#### [PROBLEM]
Go over the listing below line by line and tally those containing "средств". Give only the tally.
────────────────────────────────────────
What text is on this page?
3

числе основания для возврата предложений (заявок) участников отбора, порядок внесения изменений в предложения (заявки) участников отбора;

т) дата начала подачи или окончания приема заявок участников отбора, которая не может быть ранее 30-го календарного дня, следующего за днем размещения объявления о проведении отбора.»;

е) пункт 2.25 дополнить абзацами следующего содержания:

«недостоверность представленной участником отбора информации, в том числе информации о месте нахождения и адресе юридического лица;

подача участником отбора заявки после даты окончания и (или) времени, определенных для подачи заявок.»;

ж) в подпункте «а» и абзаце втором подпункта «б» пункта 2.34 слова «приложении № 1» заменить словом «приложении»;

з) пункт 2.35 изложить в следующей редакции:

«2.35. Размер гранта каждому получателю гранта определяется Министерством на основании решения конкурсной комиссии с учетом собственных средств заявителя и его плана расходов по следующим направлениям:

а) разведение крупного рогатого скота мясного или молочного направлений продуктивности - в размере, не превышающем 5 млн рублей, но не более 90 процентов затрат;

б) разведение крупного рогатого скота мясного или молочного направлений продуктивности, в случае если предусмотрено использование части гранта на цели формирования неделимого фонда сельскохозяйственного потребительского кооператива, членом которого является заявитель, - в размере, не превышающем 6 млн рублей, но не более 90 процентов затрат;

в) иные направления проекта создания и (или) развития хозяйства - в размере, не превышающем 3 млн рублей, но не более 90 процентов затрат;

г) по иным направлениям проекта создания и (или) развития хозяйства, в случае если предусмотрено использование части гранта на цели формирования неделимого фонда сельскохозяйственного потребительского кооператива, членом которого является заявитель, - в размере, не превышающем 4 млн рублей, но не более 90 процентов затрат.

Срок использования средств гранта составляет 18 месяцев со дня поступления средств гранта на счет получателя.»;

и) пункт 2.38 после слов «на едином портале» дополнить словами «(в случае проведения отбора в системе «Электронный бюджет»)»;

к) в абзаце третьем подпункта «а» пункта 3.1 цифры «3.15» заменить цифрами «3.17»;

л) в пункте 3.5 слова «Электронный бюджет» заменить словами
────────────────────────────────────────
#### [FINAL RESULT]
2